== Materials provided ==
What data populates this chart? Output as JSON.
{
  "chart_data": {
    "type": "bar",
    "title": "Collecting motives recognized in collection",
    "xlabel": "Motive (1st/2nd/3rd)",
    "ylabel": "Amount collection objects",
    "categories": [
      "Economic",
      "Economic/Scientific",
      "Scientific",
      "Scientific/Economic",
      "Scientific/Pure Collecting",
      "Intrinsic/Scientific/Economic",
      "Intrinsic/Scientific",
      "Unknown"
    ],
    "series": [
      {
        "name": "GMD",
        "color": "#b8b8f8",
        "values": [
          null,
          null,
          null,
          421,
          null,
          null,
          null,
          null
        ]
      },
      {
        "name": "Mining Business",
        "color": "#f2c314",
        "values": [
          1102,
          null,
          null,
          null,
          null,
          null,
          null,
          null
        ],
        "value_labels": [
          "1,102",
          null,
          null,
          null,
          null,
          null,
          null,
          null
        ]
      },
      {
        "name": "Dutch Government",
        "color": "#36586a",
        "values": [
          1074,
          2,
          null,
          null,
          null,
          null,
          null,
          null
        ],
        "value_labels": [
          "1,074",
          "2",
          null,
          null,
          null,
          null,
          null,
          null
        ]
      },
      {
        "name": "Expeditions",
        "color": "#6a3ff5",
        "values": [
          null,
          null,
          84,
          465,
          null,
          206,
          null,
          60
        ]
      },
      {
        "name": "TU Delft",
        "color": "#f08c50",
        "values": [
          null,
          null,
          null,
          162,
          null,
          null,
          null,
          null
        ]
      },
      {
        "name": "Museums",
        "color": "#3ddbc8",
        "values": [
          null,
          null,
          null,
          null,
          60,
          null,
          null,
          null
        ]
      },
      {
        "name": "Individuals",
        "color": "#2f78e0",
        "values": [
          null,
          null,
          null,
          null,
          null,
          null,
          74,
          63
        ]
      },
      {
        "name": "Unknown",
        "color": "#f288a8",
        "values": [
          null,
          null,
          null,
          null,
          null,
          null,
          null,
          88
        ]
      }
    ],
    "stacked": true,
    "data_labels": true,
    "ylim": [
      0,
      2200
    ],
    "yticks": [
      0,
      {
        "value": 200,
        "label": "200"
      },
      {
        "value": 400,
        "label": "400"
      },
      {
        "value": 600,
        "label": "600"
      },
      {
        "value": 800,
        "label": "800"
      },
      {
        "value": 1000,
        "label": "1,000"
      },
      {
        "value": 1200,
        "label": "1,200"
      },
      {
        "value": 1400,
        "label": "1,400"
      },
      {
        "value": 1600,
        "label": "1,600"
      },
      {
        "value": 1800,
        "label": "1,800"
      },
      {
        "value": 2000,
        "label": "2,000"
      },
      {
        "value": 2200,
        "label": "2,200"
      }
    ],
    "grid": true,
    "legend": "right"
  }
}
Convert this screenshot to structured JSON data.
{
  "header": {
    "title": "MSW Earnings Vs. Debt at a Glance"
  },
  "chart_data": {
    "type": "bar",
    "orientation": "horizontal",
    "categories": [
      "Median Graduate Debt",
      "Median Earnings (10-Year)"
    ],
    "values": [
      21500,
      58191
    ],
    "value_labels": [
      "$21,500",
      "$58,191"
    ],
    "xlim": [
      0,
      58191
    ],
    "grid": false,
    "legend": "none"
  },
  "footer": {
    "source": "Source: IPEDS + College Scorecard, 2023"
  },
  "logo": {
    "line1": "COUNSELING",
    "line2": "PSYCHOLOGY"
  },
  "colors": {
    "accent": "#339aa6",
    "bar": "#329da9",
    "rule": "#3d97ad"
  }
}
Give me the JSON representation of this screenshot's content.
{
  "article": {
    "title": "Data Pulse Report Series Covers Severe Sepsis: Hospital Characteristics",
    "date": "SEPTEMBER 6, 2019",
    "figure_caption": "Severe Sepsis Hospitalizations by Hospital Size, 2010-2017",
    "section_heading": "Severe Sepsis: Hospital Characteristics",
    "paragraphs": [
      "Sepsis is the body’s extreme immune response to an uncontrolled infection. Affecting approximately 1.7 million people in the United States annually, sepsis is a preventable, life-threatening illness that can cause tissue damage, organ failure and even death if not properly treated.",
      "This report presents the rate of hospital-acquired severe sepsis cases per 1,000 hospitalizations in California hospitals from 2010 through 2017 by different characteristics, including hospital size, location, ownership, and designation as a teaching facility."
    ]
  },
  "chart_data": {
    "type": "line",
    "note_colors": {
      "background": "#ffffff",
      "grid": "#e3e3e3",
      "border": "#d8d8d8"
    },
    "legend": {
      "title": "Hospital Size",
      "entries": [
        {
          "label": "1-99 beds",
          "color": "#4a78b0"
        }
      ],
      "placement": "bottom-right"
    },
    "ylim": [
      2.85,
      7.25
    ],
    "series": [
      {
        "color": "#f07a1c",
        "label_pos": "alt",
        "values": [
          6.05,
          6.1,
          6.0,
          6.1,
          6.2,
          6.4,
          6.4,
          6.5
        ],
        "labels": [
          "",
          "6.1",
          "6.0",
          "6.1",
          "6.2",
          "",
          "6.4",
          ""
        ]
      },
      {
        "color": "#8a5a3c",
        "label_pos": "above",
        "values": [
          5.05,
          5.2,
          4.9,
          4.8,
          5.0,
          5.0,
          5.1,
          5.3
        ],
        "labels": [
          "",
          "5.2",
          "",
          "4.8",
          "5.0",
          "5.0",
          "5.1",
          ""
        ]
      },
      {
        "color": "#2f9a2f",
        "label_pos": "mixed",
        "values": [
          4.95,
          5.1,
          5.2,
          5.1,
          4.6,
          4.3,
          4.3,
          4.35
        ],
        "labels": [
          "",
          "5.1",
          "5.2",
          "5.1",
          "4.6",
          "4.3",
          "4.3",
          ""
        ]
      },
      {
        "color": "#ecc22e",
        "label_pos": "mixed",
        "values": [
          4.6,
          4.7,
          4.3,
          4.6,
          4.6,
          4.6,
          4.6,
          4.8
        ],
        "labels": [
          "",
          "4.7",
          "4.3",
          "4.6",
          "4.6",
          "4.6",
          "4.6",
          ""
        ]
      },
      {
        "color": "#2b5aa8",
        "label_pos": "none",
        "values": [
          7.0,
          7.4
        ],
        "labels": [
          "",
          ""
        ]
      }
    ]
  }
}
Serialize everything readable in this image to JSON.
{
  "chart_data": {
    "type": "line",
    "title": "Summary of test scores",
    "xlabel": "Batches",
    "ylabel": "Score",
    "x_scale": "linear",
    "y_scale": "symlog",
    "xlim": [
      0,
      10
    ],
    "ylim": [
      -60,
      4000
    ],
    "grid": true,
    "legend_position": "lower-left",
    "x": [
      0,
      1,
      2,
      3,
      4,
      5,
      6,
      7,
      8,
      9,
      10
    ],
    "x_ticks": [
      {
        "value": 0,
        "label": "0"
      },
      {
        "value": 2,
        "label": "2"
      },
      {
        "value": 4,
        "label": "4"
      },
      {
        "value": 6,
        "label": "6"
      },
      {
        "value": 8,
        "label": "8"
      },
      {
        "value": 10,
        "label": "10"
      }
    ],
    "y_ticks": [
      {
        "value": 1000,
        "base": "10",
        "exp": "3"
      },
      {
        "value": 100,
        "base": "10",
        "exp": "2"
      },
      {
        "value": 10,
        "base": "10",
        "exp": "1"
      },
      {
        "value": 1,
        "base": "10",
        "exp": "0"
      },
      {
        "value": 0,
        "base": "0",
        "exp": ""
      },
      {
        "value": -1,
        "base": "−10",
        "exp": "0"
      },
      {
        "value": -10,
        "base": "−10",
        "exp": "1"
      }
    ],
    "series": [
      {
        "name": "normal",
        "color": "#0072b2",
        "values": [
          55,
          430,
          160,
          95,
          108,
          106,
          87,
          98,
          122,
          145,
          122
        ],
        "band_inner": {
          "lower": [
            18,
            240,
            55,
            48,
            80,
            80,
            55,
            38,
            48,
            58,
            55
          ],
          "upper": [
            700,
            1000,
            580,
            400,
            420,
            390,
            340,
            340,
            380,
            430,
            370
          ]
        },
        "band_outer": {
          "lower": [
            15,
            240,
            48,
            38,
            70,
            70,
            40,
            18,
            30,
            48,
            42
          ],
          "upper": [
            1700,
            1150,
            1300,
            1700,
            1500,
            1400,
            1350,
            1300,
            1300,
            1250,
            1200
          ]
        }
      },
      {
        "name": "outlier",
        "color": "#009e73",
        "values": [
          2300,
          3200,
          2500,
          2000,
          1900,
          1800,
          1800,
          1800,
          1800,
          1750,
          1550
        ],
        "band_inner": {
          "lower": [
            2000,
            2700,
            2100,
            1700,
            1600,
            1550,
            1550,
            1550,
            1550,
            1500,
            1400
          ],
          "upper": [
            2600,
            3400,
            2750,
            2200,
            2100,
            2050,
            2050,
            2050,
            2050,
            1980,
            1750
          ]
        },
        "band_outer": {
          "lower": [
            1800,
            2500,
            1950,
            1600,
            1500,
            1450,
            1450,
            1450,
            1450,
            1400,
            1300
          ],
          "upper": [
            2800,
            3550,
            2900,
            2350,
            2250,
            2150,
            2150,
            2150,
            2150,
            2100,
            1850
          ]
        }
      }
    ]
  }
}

== What the task requires ==
In the material above, find the lines that contain "right" and show them.

== Task response ==
    "legend": "right"
      "placement": "bottom-right"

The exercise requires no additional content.